1. WHERE IS YOUR HOUSE? (give us a small description of PARTS mission  and its previsions for 2013)

PARTS is a school for contemporary dance based in Brussels. It was founded in 1995 by choreographer Anne Teresa De Keersmaeker, who is still its director. It’s a small and international school with maximum 60 students, usually coming from approx. 20 different countries. As an institution, it is independent from the regular education system, being and feeling much closer to the professional arts world where it also recruits its teachers.
2013 is a special year, for different reasons. In September 2013 PARTS will launch the new Training cycle which will be a 3-year basic professional program. At this very moment (January 2013) all the students are working abroad on exceptional projects in Senegal and New York. And finally, this Spring will see an important renovation of the PARTS building, making it warm in Winter and fresh in Summer!

2. WHO ARE YOU? (give us a small presentation of you and your work  within PARTS)

My job is split up in two parts. On the one hand i’m the coordinator of the Research cycle, being the final responsible fr the layout and realization of the program, which is different each year. I do this together with Salva Sanchis because I’m not a pedagogue or a choreographer myself. On the other hand I’m the coordinator of the Départs network, channeling information between the different partners and stakeholders, organizing meetings and coordinating the reporting towards the European Comission who is the main sponsor of Départs.

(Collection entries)

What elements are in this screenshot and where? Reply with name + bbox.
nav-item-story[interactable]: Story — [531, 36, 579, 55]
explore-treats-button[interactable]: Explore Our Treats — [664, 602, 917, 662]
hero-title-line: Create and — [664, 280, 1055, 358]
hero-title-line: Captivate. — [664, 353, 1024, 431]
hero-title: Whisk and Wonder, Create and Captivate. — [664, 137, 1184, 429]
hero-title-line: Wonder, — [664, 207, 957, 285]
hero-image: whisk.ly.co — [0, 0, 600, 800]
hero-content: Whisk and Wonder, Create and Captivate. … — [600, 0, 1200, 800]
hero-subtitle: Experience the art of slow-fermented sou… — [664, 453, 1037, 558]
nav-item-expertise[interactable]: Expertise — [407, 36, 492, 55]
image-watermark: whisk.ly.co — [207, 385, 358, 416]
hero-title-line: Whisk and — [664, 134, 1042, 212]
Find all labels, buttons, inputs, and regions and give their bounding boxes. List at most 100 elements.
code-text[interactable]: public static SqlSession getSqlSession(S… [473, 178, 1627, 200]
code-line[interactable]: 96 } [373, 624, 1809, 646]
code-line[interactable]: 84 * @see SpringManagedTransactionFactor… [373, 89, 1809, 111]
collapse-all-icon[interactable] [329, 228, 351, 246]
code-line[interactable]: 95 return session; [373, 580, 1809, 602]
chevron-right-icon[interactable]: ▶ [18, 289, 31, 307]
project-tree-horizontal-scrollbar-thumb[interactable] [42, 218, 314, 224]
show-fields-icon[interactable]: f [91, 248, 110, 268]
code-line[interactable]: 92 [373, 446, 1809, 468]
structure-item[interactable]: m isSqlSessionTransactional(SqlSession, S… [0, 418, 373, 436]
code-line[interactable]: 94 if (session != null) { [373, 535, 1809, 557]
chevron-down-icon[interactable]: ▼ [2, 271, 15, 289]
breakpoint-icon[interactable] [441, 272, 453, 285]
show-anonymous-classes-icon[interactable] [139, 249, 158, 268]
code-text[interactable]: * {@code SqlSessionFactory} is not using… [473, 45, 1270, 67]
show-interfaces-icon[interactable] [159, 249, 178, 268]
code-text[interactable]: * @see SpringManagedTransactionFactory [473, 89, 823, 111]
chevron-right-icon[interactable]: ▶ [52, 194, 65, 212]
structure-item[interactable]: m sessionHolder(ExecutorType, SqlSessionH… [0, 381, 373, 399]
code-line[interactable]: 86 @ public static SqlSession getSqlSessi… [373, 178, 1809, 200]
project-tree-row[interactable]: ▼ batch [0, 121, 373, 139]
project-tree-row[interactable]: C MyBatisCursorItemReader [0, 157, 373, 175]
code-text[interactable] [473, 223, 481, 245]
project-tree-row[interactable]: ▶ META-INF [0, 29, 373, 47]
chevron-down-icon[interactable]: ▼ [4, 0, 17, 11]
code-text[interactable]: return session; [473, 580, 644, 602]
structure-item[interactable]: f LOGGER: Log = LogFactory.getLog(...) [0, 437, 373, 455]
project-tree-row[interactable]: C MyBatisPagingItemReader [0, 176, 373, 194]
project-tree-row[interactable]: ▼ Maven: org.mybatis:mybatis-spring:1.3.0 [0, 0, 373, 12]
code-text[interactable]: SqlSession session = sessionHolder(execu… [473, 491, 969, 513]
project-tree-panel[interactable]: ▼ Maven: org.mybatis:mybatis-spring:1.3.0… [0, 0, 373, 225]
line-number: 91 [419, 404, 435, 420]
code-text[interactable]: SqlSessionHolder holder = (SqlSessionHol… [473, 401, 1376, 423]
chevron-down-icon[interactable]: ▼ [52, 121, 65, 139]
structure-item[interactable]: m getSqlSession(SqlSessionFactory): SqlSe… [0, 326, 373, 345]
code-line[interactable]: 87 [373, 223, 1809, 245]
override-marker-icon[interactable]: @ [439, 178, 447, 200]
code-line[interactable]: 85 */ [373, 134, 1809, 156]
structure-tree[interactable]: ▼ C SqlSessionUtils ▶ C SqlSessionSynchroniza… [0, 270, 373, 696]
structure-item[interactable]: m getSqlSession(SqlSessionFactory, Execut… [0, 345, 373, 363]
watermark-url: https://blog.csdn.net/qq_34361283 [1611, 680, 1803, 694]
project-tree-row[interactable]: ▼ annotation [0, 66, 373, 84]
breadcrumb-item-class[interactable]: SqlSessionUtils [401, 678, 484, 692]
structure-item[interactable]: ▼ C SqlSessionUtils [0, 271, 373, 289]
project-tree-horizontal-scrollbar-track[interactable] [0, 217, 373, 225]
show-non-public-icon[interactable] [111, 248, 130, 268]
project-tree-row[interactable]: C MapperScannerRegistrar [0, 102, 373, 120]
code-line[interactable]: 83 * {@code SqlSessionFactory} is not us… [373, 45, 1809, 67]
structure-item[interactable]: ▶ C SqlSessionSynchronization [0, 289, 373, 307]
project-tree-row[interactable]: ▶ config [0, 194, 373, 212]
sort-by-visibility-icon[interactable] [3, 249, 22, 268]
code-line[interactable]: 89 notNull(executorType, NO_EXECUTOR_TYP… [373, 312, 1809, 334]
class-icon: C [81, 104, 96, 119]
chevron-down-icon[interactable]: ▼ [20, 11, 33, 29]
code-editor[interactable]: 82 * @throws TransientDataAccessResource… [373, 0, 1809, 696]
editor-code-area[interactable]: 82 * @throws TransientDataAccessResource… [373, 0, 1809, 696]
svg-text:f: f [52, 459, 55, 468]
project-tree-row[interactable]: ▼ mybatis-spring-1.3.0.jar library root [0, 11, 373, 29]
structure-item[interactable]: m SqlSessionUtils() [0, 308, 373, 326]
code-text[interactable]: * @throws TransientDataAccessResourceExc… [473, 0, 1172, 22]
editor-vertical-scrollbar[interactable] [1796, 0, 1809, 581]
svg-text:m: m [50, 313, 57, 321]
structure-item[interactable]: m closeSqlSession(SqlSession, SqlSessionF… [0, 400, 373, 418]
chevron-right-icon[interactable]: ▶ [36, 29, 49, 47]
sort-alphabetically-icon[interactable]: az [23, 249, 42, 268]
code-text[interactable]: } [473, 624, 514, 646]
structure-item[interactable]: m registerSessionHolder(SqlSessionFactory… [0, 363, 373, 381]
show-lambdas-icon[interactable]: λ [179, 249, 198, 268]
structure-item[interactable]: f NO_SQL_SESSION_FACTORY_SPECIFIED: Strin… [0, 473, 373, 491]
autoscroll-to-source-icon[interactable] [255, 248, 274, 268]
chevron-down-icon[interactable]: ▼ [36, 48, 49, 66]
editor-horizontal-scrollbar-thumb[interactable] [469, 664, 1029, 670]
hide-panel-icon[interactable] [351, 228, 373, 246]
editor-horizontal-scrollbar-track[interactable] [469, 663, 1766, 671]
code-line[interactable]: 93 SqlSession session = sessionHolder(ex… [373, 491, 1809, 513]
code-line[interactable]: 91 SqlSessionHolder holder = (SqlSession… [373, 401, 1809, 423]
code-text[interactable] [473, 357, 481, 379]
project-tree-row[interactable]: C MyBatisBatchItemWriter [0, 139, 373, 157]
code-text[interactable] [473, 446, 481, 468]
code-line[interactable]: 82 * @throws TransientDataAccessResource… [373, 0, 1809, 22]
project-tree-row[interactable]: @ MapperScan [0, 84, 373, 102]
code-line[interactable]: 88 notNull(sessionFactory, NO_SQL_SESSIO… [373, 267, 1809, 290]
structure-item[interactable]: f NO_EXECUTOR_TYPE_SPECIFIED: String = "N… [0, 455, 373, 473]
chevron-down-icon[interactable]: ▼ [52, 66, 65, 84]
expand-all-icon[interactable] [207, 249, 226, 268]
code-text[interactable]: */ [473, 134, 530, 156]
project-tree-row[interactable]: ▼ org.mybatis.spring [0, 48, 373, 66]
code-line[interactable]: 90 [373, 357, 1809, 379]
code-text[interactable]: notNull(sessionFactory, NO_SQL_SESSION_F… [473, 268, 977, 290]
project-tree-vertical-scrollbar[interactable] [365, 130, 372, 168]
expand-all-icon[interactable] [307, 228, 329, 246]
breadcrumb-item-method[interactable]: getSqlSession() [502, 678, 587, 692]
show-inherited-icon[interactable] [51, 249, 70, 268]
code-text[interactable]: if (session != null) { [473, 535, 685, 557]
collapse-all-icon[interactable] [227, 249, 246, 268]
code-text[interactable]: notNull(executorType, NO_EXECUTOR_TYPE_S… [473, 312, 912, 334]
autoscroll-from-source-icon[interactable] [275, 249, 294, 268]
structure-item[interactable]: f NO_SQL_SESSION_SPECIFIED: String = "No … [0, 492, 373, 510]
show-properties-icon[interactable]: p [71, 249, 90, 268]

§ **Given problem 1**: Retype the stretch of the PARTS interview from "PARTS is a school" through "fresh in Summer!".
§ **Given problem 2**: Summarize the PARTS interview in two sentences.
These rows were drawn from a separate source.

§ **Problem solution 1**:
PARTS is a school for contemporary dance based in Brussels. It was founded in 1995 by choreographer Anne Teresa De Keersmaeker, who is still its director. It’s a small and international school with maximum 60 students, usually coming from approx. 20 different countries. As an institution, it is independent from the regular education system, being and feeling much closer to the professional arts world where it also recruits its teachers.
2013 is a special year, for different reasons. In September 2013 PARTS will launch the new Training cycle which will be a 3-year basic professional program. At this very moment (January 2013) all the students are working abroad on exceptional projects in Senegal and New York. And finally, this Spring will see an important renovation of the PARTS building, making it warm in Winter and fresh in Summer!

§ **Problem solution 2**: PARTS is a small, international contemporary dance school in Brussels, founded in 1995 by Anne Teresa De Keersmaeker, who still directs it, and in September 2013 it will launch a new three-year basic professional Training cycle. The person interviewed coordinates the Research cycle together with Salva Sanchis and also coordinates the Départs network, whose main sponsor is the European Commission.